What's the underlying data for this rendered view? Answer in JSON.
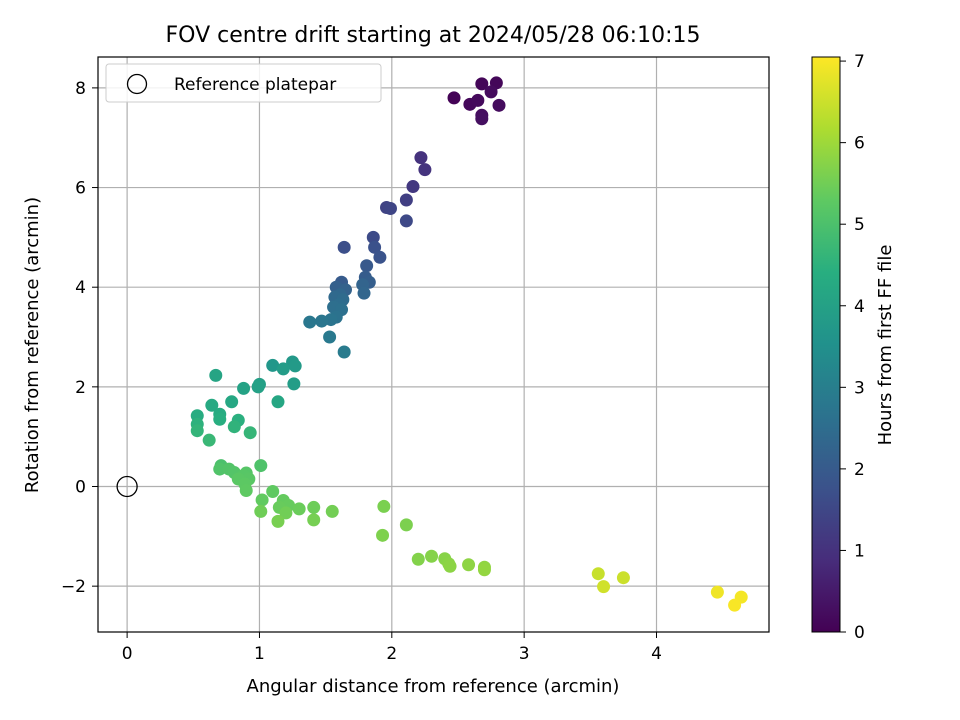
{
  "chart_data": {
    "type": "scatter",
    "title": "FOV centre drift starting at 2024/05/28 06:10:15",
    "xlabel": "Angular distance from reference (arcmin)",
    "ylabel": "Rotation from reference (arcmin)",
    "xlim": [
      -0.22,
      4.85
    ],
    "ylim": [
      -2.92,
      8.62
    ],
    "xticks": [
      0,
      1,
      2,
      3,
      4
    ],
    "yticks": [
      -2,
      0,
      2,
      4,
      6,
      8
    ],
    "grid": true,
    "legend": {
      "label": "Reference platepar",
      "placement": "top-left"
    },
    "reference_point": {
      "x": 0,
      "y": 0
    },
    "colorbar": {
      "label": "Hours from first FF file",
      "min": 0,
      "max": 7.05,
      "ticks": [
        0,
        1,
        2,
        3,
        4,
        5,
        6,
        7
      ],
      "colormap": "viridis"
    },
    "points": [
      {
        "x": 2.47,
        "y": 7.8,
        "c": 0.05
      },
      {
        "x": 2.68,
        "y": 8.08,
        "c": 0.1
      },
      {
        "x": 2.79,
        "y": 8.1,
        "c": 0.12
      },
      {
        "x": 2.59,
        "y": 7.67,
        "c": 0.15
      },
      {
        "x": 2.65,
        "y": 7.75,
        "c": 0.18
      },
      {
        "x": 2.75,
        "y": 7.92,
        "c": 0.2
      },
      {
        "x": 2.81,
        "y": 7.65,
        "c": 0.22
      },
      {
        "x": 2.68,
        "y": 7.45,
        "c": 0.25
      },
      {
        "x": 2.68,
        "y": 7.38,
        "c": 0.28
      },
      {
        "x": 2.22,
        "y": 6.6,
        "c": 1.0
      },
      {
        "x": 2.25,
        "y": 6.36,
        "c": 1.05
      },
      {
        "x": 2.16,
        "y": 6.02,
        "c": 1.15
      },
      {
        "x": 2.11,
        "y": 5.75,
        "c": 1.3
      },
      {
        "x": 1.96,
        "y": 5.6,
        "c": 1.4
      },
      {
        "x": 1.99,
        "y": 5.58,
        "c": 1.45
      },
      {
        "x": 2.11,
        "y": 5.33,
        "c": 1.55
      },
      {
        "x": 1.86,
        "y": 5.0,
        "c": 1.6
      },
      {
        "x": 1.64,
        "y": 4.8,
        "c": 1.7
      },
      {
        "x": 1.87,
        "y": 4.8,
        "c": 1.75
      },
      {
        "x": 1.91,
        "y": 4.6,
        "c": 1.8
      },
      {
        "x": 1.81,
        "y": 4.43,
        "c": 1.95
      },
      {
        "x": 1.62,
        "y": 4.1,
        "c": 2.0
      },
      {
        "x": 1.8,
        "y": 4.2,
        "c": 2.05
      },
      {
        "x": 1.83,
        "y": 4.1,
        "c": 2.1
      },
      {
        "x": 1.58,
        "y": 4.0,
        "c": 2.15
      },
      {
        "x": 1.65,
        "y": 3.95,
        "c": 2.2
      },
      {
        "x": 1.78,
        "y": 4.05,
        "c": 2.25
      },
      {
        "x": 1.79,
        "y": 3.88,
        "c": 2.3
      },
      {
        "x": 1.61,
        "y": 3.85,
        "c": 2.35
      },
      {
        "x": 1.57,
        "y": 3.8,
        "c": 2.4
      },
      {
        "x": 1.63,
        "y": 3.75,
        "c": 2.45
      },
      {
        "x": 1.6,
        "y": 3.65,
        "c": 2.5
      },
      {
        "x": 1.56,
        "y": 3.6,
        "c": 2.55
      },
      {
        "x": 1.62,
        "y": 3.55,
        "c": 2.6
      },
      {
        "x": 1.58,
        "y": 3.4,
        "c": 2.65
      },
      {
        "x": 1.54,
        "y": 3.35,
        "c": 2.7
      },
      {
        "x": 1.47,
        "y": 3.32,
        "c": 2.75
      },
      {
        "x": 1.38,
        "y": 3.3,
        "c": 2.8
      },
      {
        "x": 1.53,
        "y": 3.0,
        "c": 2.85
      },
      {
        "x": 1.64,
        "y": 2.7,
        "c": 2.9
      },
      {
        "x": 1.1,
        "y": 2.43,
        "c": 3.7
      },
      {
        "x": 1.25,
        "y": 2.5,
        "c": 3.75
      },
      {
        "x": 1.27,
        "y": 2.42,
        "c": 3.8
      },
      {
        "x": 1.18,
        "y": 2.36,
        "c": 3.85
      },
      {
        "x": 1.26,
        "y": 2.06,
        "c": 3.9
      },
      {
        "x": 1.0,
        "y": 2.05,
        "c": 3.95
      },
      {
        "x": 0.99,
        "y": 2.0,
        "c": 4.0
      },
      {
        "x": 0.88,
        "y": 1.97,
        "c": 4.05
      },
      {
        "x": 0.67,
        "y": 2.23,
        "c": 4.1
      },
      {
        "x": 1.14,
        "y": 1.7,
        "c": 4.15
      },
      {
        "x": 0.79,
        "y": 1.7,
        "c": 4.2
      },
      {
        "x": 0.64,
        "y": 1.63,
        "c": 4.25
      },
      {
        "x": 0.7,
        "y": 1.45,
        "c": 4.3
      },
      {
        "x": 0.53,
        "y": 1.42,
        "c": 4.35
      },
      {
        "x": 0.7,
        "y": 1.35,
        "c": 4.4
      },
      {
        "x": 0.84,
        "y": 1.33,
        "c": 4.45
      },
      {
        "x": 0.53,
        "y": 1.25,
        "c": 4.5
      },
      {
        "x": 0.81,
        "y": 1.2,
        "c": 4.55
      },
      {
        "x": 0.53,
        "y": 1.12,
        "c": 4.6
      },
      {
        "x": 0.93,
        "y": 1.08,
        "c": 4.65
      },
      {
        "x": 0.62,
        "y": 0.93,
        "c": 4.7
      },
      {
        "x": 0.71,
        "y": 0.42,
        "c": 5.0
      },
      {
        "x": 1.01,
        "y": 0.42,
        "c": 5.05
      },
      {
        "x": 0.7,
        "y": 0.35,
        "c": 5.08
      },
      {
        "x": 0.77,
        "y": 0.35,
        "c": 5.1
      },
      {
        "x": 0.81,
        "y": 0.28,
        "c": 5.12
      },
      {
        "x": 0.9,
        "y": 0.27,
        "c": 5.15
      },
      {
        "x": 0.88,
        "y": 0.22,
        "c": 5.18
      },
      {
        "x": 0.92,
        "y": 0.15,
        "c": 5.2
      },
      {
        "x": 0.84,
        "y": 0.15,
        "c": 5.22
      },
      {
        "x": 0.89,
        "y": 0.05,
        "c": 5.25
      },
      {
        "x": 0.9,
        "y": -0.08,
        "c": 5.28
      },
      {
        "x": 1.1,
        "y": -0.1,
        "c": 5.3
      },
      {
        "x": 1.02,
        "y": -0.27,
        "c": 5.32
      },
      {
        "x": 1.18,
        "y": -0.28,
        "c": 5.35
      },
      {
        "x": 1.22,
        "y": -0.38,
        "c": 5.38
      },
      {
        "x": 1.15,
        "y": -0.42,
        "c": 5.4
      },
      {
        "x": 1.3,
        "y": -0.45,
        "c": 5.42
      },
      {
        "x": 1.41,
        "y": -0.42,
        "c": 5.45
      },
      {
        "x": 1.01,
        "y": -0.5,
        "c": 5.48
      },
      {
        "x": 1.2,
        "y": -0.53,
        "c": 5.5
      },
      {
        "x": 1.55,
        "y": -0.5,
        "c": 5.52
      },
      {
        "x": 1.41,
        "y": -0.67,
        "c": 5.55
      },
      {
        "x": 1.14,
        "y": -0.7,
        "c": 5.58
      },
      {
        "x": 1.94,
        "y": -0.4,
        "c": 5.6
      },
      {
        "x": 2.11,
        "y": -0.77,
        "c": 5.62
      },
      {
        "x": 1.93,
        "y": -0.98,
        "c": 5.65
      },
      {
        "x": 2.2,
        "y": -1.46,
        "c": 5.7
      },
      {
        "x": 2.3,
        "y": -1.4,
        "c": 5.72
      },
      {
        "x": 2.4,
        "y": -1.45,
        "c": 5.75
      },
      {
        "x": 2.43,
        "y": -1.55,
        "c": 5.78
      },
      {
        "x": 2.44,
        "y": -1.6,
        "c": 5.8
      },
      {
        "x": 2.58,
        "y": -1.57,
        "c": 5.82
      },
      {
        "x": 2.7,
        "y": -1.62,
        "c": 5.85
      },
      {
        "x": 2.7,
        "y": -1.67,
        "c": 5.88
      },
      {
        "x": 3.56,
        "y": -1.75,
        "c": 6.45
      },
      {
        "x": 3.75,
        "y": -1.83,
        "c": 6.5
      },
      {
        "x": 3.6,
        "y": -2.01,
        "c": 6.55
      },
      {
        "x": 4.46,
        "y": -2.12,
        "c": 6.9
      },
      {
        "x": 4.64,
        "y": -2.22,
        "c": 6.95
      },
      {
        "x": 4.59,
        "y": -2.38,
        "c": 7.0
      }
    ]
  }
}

+ + + +

§ **Task brief**: Make a list of all lines in the data that contain "arcmin".

§ **Right answer**:
    "xlabel": "Angular distance from reference (arcmin)",
    "ylabel": "Rotation from reference (arcmin)",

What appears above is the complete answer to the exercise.